■ Problem
Go through the listing and pick out each line with the word "true" in it.

■ Record list

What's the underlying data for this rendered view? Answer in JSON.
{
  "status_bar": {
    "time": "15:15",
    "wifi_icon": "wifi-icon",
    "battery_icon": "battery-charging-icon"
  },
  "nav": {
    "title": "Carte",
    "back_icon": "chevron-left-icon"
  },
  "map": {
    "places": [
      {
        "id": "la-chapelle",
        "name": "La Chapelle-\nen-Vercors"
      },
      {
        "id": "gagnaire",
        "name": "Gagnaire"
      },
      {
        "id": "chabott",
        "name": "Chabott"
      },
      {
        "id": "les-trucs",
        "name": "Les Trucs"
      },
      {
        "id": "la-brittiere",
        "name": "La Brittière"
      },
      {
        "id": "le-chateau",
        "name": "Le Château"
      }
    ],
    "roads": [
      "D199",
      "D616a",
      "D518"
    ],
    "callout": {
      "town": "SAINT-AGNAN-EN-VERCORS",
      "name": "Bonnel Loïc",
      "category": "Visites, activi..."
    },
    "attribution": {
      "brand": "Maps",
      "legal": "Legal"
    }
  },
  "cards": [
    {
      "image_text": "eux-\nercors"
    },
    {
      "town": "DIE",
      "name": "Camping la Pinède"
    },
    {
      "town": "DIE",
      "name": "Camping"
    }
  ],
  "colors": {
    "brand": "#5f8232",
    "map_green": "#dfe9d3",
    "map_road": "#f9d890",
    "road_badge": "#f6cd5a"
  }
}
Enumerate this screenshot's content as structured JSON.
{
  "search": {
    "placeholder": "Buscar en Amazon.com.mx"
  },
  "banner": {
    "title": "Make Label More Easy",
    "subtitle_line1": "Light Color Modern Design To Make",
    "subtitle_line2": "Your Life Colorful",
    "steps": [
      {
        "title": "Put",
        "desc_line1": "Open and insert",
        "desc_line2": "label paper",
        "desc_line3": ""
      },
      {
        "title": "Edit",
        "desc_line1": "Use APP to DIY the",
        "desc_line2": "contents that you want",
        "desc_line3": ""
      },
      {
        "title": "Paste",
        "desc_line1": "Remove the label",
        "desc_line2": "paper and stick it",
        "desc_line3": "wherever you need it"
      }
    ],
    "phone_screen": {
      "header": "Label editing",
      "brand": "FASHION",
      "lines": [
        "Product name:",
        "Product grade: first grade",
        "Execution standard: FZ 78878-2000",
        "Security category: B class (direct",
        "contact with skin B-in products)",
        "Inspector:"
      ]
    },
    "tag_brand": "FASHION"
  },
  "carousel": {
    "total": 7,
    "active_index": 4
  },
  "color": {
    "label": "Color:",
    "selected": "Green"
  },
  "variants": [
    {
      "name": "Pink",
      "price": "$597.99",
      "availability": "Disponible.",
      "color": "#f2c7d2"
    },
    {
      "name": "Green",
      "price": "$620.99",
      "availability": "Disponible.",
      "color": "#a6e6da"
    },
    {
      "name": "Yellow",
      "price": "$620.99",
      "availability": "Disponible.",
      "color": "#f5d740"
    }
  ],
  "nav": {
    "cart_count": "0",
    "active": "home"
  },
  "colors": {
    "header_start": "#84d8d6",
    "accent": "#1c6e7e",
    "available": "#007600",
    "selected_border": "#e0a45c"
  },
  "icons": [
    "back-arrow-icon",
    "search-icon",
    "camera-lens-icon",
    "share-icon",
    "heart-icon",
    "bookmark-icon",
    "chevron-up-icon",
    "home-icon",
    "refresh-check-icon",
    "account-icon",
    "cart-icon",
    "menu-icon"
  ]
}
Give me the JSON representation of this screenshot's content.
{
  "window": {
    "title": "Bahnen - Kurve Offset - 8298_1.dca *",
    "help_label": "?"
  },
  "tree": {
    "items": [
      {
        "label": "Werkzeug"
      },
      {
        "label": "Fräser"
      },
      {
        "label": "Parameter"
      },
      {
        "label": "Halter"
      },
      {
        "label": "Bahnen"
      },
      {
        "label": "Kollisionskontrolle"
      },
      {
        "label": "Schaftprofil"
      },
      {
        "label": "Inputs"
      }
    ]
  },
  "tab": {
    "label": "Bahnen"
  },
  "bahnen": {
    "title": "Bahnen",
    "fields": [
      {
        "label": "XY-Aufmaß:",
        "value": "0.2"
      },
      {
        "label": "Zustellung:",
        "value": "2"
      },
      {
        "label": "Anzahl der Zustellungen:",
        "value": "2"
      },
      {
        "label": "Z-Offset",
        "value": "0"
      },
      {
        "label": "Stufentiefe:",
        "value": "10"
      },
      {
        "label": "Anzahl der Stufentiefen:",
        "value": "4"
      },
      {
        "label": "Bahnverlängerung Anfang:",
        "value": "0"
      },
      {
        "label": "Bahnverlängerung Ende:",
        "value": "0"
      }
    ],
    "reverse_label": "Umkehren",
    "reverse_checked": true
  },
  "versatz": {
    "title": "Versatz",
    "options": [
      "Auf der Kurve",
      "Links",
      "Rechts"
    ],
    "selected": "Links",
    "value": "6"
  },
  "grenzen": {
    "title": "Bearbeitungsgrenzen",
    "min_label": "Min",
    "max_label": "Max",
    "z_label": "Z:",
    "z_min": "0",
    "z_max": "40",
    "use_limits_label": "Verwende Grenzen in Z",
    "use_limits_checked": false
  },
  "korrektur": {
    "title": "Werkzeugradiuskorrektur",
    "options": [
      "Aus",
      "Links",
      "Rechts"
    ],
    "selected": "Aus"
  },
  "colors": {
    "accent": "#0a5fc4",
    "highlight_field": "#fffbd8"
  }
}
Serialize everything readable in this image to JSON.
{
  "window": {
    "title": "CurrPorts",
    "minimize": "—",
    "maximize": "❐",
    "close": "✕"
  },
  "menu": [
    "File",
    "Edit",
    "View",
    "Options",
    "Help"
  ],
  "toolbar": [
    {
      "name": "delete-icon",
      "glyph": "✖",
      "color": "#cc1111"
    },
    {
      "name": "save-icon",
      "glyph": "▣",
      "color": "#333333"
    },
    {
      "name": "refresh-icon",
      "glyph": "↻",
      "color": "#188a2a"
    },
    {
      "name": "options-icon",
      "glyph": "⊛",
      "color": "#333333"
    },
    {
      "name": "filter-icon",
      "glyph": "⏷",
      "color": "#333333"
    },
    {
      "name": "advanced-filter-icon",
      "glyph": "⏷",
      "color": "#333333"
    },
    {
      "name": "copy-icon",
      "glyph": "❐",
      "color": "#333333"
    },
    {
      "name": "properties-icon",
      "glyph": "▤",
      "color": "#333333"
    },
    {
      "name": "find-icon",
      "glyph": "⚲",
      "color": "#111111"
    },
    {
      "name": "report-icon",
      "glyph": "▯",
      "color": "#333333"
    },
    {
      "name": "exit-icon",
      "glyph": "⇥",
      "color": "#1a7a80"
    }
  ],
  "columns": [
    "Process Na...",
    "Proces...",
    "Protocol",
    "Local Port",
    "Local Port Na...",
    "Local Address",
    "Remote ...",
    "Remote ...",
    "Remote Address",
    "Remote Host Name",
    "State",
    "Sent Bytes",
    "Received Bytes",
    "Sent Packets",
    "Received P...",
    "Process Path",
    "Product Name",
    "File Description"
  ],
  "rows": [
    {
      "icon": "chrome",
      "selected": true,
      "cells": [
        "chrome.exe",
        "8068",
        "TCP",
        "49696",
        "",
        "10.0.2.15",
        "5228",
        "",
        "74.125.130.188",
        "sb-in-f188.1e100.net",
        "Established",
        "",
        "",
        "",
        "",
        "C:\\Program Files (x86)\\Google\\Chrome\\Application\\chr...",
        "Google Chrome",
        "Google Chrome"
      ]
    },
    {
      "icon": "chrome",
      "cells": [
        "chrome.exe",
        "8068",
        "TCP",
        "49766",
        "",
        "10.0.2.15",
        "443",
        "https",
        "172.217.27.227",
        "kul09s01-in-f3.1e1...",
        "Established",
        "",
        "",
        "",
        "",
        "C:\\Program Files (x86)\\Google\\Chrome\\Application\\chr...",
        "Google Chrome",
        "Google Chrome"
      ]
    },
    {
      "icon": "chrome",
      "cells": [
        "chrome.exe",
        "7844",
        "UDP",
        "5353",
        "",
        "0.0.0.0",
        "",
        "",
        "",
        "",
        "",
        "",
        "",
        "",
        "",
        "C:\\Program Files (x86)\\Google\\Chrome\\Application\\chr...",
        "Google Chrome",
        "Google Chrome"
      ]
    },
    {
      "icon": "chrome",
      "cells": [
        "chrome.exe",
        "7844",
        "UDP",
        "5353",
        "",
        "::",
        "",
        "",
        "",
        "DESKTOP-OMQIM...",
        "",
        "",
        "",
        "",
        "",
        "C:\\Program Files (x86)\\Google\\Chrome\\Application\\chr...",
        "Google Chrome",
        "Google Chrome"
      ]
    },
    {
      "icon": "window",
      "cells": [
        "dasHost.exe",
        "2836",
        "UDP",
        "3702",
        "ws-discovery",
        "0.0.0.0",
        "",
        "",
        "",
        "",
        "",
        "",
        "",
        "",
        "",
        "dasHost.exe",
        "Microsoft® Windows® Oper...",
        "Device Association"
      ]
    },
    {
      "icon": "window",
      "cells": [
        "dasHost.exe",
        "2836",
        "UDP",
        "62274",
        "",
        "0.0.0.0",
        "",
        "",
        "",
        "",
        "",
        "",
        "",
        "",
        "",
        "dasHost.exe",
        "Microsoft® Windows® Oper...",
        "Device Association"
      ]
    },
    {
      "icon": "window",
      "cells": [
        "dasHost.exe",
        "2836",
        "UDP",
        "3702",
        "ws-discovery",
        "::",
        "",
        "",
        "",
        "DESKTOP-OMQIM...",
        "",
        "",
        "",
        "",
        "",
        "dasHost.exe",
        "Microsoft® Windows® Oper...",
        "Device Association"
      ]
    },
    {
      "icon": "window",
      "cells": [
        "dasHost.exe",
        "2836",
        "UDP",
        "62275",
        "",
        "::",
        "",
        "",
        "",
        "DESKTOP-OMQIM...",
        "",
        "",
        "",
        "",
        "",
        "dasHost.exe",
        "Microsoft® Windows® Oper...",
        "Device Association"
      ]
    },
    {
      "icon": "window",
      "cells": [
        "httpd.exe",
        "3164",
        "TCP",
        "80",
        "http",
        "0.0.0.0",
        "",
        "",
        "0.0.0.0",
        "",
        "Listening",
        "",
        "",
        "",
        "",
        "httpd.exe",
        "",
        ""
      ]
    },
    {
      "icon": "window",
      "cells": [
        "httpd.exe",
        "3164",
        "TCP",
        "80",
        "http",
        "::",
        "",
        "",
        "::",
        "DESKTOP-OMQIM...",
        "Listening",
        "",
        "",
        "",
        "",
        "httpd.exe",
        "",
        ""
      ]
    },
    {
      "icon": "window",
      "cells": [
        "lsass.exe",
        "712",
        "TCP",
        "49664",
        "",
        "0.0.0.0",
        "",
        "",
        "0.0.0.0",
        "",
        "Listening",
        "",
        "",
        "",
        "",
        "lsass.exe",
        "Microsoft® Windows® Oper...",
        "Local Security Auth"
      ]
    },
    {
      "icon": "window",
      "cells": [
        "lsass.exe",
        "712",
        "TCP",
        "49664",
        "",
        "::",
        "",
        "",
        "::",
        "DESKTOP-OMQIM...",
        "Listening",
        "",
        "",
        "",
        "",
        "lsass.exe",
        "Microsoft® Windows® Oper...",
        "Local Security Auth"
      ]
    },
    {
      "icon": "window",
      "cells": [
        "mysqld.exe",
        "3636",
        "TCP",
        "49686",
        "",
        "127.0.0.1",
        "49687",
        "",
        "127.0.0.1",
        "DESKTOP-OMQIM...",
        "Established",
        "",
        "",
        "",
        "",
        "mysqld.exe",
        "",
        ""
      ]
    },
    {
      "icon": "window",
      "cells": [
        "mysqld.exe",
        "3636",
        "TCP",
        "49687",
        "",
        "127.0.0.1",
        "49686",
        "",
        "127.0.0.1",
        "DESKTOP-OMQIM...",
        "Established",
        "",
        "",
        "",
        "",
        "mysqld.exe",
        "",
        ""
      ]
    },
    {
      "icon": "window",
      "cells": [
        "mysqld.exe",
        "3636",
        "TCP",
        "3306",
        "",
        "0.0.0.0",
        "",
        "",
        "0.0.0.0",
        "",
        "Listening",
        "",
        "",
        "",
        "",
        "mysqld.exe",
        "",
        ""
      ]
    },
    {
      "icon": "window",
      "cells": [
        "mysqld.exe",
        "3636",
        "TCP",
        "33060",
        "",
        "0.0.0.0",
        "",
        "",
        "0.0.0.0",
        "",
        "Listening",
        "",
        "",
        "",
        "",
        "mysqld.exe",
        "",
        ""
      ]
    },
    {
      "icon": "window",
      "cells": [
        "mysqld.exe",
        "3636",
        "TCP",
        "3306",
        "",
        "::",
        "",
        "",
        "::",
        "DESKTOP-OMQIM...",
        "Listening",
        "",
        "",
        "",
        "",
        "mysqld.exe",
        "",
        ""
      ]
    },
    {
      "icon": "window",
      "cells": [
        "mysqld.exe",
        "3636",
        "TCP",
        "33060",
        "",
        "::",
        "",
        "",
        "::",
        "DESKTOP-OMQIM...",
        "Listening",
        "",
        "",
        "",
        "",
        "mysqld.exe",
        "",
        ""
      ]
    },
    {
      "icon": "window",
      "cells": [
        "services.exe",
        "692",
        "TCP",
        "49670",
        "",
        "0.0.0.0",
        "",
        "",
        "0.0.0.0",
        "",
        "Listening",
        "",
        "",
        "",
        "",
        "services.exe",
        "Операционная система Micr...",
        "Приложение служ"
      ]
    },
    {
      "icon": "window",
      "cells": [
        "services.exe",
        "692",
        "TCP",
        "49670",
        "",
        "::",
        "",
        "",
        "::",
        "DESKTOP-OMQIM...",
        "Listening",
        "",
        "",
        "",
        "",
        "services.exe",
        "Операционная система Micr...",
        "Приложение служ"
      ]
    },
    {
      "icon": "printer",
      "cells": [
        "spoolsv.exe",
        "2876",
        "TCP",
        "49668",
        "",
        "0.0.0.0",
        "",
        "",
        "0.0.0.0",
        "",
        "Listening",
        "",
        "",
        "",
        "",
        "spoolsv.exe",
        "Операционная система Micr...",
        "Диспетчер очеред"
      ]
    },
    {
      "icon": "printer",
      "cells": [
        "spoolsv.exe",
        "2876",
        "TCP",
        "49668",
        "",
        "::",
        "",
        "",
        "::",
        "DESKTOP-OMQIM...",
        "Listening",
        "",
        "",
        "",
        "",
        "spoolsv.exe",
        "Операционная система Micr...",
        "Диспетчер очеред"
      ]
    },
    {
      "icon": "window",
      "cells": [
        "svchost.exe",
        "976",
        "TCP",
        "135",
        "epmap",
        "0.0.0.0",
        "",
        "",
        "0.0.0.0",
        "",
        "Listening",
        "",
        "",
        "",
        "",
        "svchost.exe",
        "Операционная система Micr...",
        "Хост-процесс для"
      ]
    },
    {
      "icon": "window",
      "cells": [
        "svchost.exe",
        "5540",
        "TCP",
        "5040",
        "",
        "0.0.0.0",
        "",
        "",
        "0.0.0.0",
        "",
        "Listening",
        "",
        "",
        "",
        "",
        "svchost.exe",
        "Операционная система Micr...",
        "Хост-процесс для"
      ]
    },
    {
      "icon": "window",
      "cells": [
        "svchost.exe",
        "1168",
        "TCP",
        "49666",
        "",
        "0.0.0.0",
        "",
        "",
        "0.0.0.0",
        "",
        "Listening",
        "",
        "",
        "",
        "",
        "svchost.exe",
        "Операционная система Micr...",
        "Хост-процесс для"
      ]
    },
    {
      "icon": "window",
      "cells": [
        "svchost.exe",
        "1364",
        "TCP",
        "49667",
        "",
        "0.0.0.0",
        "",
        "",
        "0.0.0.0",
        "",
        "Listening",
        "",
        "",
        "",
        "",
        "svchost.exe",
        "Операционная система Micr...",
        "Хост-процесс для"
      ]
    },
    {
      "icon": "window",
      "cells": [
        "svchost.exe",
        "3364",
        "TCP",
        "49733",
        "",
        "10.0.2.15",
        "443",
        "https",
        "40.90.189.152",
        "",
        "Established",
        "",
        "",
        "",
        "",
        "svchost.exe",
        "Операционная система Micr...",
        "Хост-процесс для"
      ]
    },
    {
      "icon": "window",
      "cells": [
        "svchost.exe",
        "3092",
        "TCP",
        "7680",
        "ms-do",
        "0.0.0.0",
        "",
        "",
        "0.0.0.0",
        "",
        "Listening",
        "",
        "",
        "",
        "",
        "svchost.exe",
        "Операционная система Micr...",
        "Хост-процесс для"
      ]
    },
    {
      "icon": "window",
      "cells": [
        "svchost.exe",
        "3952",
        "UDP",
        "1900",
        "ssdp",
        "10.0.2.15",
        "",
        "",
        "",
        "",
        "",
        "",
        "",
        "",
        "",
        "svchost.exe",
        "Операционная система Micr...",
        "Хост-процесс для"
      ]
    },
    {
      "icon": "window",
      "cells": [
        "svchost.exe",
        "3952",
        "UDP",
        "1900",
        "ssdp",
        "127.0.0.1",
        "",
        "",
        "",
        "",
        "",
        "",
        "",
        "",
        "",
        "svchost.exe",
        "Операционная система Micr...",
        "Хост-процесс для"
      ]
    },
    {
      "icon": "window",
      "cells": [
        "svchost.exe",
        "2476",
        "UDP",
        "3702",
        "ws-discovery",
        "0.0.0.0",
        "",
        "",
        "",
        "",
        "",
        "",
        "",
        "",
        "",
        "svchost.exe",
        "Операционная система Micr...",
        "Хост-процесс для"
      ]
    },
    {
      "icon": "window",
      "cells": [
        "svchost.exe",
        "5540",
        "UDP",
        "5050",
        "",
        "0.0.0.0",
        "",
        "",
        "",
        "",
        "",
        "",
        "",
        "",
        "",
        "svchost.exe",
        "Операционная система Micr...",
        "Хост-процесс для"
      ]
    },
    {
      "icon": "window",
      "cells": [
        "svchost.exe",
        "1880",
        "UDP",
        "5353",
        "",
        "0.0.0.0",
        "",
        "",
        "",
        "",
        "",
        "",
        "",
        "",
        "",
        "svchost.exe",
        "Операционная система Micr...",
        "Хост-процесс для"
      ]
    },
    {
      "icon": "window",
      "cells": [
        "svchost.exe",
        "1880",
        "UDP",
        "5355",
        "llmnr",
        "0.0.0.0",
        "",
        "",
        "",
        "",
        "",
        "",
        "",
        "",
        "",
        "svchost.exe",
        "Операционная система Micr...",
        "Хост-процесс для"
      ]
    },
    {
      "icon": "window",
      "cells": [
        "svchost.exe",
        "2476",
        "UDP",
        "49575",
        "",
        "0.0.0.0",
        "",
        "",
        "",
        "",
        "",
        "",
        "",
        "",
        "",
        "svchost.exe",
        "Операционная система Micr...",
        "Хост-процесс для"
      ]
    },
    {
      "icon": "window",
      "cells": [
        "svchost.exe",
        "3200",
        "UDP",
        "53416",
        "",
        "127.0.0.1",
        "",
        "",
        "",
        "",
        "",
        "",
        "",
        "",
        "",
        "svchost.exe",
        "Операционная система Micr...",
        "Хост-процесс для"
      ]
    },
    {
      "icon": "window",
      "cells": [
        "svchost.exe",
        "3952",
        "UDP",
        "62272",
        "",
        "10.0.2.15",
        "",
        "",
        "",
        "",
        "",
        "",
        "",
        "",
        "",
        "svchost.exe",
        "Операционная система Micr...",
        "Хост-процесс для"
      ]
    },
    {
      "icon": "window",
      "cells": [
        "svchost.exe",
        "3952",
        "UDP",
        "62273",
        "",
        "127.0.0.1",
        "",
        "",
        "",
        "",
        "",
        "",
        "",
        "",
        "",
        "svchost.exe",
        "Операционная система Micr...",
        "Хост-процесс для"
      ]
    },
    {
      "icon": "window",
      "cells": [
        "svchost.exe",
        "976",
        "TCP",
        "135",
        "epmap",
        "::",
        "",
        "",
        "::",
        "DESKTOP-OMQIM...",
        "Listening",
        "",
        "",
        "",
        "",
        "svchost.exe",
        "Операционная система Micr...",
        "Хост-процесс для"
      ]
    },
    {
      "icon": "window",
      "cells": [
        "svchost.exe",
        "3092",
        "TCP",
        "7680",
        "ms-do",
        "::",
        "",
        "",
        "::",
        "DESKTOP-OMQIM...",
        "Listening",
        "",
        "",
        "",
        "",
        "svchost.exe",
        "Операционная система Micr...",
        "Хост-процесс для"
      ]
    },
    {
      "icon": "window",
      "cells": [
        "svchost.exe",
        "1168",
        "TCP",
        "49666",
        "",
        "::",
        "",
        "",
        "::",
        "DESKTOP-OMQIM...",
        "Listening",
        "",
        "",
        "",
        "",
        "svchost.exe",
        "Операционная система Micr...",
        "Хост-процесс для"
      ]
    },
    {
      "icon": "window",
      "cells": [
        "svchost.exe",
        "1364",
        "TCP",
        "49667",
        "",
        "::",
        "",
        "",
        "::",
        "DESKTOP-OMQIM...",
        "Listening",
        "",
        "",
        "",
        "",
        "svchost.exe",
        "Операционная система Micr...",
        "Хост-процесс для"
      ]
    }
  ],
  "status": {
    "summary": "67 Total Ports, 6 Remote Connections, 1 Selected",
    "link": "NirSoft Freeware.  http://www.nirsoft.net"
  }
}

■ Task result
    "reverse_checked": true
      "selected": true,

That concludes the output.